*Description of the task*
Collect each line holding the string "مدير".

(Dataset items)

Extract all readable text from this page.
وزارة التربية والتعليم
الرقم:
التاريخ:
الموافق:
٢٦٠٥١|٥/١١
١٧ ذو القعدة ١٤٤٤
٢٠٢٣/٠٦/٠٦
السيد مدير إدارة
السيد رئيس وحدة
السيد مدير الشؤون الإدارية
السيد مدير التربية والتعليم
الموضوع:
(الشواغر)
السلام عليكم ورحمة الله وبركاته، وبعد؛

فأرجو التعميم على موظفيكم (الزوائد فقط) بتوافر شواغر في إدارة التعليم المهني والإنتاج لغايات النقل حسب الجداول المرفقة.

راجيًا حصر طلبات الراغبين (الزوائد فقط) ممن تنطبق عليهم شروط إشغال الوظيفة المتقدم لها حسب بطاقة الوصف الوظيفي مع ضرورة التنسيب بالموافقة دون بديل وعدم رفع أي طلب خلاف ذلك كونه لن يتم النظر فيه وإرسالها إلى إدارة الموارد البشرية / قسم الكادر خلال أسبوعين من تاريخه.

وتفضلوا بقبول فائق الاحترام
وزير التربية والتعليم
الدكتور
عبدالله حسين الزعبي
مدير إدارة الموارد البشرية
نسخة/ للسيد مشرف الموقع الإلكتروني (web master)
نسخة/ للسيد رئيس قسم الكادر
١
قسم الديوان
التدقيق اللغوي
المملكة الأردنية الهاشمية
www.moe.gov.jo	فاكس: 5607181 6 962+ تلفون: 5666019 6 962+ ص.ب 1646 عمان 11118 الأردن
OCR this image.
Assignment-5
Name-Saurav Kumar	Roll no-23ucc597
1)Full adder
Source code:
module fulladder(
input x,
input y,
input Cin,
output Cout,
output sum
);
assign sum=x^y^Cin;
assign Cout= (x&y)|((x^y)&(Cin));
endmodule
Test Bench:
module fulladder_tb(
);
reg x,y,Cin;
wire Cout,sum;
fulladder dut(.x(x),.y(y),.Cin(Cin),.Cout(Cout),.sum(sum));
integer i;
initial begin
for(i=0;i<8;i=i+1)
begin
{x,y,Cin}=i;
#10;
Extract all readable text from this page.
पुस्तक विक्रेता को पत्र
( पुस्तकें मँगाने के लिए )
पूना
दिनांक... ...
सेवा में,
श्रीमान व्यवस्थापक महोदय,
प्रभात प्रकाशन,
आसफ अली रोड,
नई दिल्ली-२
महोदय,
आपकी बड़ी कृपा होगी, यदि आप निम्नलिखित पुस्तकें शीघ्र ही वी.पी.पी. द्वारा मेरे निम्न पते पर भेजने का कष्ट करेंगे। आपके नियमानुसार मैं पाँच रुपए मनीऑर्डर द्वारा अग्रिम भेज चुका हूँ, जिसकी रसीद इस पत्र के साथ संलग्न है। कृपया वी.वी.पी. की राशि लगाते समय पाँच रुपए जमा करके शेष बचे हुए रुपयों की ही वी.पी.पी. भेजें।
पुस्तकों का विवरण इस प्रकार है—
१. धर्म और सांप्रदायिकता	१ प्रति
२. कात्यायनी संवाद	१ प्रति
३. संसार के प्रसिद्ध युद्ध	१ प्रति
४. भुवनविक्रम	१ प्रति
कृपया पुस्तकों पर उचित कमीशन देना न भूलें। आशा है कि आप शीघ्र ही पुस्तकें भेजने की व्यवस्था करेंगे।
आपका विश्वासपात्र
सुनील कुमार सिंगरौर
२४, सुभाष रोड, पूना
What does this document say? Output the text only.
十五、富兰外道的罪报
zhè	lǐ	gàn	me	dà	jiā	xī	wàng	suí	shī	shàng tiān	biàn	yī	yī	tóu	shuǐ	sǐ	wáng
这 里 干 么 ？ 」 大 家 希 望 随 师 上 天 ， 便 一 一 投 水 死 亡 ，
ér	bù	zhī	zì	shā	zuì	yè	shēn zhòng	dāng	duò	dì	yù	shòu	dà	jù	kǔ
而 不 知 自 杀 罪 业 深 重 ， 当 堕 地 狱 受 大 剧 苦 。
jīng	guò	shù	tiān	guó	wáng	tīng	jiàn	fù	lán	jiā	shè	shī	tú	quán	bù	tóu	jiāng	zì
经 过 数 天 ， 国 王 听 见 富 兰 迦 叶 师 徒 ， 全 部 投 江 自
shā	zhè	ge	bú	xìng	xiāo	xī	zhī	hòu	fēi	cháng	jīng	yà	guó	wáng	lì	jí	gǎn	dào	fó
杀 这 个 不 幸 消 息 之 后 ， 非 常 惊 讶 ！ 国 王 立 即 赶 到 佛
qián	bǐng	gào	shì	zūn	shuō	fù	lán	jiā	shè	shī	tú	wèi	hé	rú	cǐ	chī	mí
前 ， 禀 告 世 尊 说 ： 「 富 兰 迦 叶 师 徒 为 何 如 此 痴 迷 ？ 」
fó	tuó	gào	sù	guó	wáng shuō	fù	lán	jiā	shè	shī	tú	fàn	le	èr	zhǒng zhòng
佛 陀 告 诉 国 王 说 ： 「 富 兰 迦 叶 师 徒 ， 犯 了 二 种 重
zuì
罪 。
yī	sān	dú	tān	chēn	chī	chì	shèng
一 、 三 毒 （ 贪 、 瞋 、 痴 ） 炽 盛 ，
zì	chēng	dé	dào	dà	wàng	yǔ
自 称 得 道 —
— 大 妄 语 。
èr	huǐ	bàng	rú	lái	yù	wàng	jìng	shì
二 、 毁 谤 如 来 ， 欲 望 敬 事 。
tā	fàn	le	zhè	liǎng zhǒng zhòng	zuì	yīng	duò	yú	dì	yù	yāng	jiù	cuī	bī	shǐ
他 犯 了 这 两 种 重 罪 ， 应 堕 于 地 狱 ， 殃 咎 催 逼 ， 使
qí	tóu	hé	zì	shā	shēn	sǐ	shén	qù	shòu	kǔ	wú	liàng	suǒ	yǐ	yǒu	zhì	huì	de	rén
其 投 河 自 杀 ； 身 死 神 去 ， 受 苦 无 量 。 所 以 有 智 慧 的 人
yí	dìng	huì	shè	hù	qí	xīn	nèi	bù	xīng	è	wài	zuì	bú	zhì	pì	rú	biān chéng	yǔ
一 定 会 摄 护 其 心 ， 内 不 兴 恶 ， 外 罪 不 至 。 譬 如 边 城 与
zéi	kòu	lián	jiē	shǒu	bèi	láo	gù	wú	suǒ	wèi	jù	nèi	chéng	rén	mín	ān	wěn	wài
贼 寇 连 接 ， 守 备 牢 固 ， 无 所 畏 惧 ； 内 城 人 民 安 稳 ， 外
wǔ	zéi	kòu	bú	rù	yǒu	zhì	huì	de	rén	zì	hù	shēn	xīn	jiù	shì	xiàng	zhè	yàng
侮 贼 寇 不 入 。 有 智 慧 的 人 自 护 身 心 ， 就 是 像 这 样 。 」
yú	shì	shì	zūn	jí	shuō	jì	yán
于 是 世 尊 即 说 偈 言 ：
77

*Written solution*
السيد مدير إدارة
السيد مدير الشؤون الإدارية
السيد مدير التربية والتعليم
مدير إدارة الموارد البشرية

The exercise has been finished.